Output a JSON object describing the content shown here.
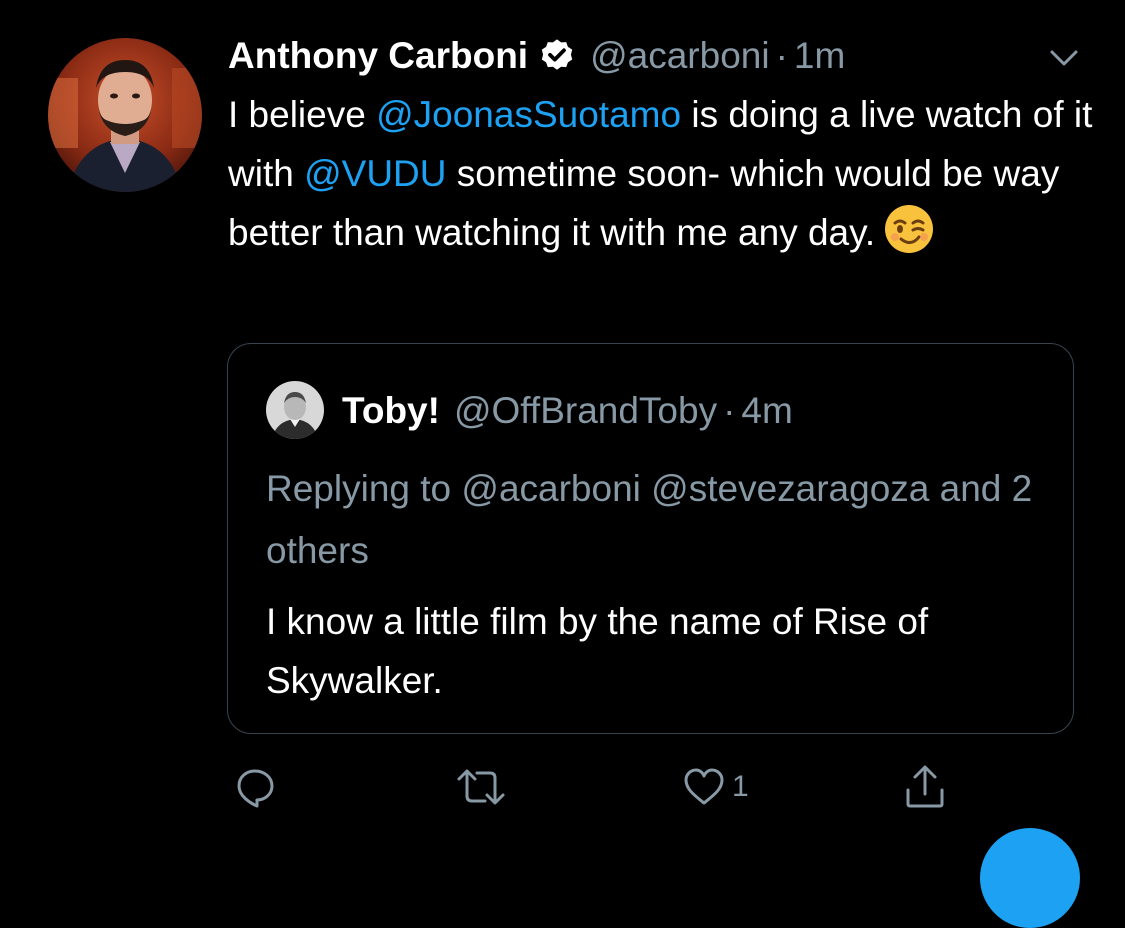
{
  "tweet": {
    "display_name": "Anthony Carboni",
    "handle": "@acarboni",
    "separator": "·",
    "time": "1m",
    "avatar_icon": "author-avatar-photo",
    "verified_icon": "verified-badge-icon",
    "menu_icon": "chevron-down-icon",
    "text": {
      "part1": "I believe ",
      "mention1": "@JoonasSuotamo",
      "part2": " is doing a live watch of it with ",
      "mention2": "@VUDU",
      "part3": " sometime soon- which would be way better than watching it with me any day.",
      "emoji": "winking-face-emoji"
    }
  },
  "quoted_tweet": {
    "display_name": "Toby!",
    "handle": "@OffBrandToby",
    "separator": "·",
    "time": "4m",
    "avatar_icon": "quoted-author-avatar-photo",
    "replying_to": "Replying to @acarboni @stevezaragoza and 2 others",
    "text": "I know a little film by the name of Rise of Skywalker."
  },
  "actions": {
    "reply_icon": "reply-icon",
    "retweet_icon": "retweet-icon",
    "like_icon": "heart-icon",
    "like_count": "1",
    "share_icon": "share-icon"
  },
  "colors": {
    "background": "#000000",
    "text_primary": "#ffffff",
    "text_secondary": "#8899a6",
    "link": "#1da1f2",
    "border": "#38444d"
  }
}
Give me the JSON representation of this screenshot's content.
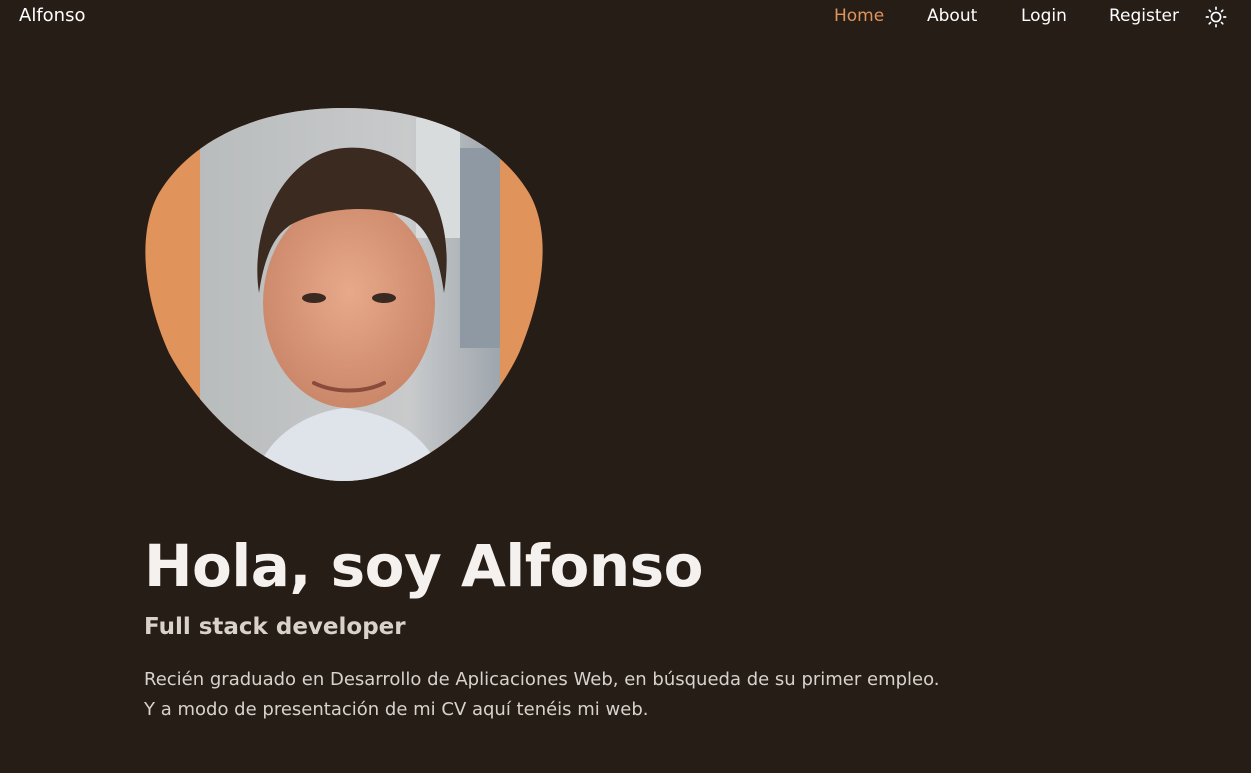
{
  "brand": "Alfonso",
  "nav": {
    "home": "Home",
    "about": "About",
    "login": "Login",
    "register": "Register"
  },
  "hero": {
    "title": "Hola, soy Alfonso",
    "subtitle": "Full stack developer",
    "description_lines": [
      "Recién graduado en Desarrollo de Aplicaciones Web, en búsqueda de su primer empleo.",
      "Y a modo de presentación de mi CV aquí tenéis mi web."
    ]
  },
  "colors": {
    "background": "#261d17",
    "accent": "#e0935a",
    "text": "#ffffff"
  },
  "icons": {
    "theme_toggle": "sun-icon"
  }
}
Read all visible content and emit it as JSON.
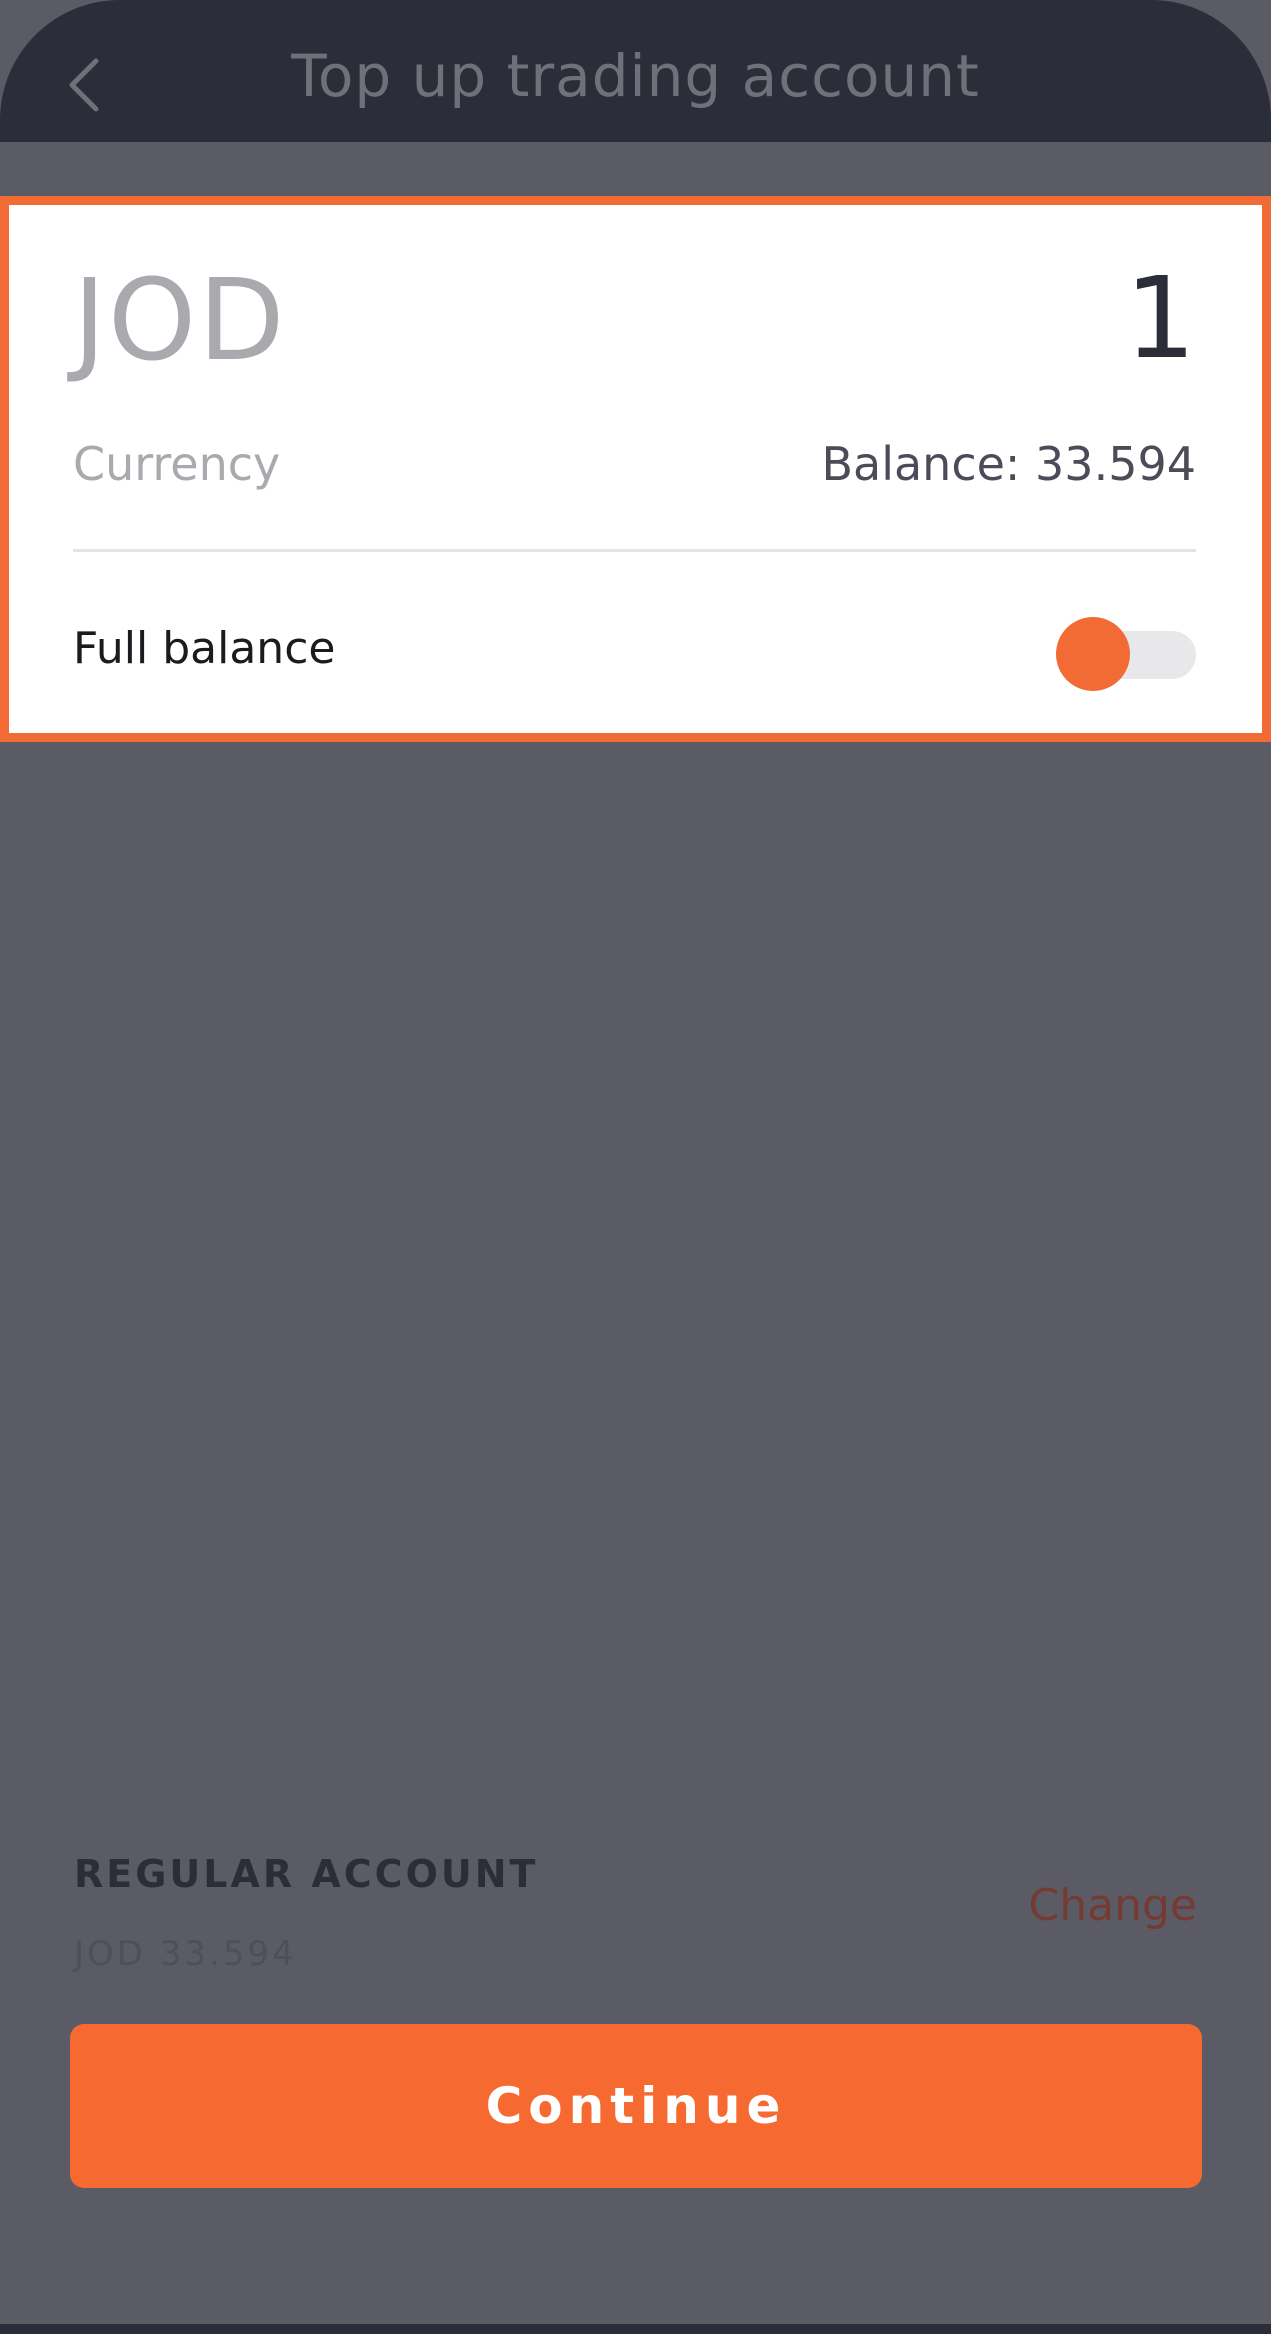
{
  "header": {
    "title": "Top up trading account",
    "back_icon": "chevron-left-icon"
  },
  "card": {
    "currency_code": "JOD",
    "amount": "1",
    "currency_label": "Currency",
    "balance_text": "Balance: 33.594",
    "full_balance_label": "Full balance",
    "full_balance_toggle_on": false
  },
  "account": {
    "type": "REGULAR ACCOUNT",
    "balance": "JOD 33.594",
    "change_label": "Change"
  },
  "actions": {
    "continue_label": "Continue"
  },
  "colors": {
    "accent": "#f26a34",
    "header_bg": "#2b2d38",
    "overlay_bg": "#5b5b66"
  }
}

◇ ◇ ◇

Restate each line of the records exactly; pictures do not belong in the copy.

• Answer to the problem:
Output a JSON object describing the content shown here.
{
  "tweet": {
    "display_name": "Anthony Carboni",
    "handle": "@acarboni",
    "separator": "·",
    "time": "1m",
    "avatar_icon": "author-avatar-photo",
    "verified_icon": "verified-badge-icon",
    "menu_icon": "chevron-down-icon",
    "text": {
      "part1": "I believe ",
      "mention1": "@JoonasSuotamo",
      "part2": " is doing a live watch of it with ",
      "mention2": "@VUDU",
      "part3": " sometime soon- which would be way better than watching it with me any day.",
      "emoji": "winking-face-emoji"
    }
  },
  "quoted_tweet": {
    "display_name": "Toby!",
    "handle": "@OffBrandToby",
    "separator": "·",
    "time": "4m",
    "avatar_icon": "quoted-author-avatar-photo",
    "replying_to": "Replying to @acarboni @stevezaragoza and 2 others",
    "text": "I know a little film by the name of Rise of Skywalker."
  },
  "actions": {
    "reply_icon": "reply-icon",
    "retweet_icon": "retweet-icon",
    "like_icon": "heart-icon",
    "like_count": "1",
    "share_icon": "share-icon"
  },
  "colors": {
    "background": "#000000",
    "text_primary": "#ffffff",
    "text_secondary": "#8899a6",
    "link": "#1da1f2",
    "border": "#38444d"
  }
}
Give me the JSON representation of this screenshot's content.
{
  "brand": "Alfonso",
  "nav": {
    "home": "Home",
    "about": "About",
    "login": "Login",
    "register": "Register"
  },
  "hero": {
    "title": "Hola, soy Alfonso",
    "subtitle": "Full stack developer",
    "description_lines": [
      "Recién graduado en Desarrollo de Aplicaciones Web, en búsqueda de su primer empleo.",
      "Y a modo de presentación de mi CV aquí tenéis mi web."
    ]
  },
  "colors": {
    "background": "#261d17",
    "accent": "#e0935a",
    "text": "#ffffff"
  },
  "icons": {
    "theme_toggle": "sun-icon"
  }
}
Read all visible content and emit it as JSON.
{
  "header": {
    "title": "Top up trading account",
    "back_icon": "chevron-left-icon"
  },
  "card": {
    "currency_code": "JOD",
    "amount": "1",
    "currency_label": "Currency",
    "balance_text": "Balance: 33.594",
    "full_balance_label": "Full balance",
    "full_balance_toggle_on": false
  },
  "account": {
    "type": "REGULAR ACCOUNT",
    "balance": "JOD 33.594",
    "change_label": "Change"
  },
  "actions": {
    "continue_label": "Continue"
  },
  "colors": {
    "accent": "#f26a34",
    "header_bg": "#2b2d38",
    "overlay_bg": "#5b5b66"
  }
}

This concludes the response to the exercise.